> _What to produce_
Everything in the listing except the pictures should be written out exactly.

> _Input_
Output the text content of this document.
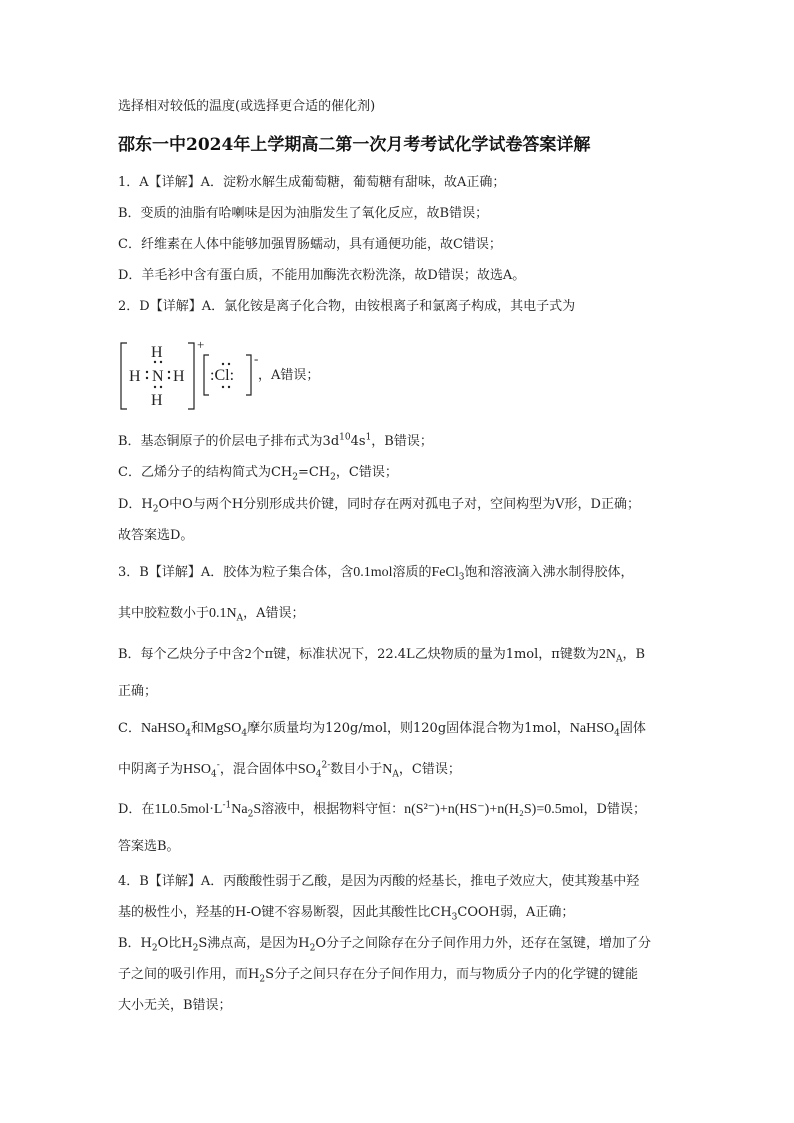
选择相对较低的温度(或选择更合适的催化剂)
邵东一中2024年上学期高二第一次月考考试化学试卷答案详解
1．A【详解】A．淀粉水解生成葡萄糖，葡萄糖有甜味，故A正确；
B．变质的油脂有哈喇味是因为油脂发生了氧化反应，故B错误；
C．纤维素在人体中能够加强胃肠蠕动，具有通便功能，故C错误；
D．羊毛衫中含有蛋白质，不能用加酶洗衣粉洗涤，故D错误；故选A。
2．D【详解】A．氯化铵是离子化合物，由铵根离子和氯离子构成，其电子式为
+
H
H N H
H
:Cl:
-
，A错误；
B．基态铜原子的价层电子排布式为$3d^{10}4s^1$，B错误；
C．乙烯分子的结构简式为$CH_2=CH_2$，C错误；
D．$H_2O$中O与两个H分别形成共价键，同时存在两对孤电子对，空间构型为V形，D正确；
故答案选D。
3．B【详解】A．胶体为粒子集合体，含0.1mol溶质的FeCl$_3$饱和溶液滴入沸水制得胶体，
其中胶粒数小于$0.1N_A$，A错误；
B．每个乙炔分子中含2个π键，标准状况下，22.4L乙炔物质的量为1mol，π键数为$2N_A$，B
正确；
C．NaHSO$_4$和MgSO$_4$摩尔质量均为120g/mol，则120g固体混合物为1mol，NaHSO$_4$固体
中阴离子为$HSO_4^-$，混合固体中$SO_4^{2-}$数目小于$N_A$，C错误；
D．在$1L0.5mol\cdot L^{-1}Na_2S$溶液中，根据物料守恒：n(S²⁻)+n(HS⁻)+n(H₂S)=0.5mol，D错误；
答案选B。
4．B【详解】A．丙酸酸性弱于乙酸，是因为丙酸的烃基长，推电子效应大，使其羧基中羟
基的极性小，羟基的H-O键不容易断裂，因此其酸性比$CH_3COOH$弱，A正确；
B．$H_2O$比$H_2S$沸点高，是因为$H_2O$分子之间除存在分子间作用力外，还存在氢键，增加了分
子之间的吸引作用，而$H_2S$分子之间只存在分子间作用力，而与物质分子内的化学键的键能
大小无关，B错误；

> _Completed exercise_
Output the text content of this document.
选择相对较低的温度(或选择更合适的催化剂)
邵东一中2024年上学期高二第一次月考考试化学试卷答案详解
1．A【详解】A．淀粉水解生成葡萄糖，葡萄糖有甜味，故A正确；
B．变质的油脂有哈喇味是因为油脂发生了氧化反应，故B错误；
C．纤维素在人体中能够加强胃肠蠕动，具有通便功能，故C错误；
D．羊毛衫中含有蛋白质，不能用加酶洗衣粉洗涤，故D错误；故选A。
2．D【详解】A．氯化铵是离子化合物，由铵根离子和氯离子构成，其电子式为
+
H
H N H
H
:Cl:
-
，A错误；
B．基态铜原子的价层电子排布式为$3d^{10}4s^1$，B错误；
C．乙烯分子的结构简式为$CH_2=CH_2$，C错误；
D．$H_2O$中O与两个H分别形成共价键，同时存在两对孤电子对，空间构型为V形，D正确；
故答案选D。
3．B【详解】A．胶体为粒子集合体，含0.1mol溶质的FeCl$_3$饱和溶液滴入沸水制得胶体，
其中胶粒数小于$0.1N_A$，A错误；
B．每个乙炔分子中含2个π键，标准状况下，22.4L乙炔物质的量为1mol，π键数为$2N_A$，B
正确；
C．NaHSO$_4$和MgSO$_4$摩尔质量均为120g/mol，则120g固体混合物为1mol，NaHSO$_4$固体
中阴离子为$HSO_4^-$，混合固体中$SO_4^{2-}$数目小于$N_A$，C错误；
D．在$1L0.5mol\cdot L^{-1}Na_2S$溶液中，根据物料守恒：n(S²⁻)+n(HS⁻)+n(H₂S)=0.5mol，D错误；
答案选B。
4．B【详解】A．丙酸酸性弱于乙酸，是因为丙酸的烃基长，推电子效应大，使其羧基中羟
基的极性小，羟基的H-O键不容易断裂，因此其酸性比$CH_3COOH$弱，A正确；
B．$H_2O$比$H_2S$沸点高，是因为$H_2O$分子之间除存在分子间作用力外，还存在氢键，增加了分
子之间的吸引作用，而$H_2S$分子之间只存在分子间作用力，而与物质分子内的化学键的键能
大小无关，B错误；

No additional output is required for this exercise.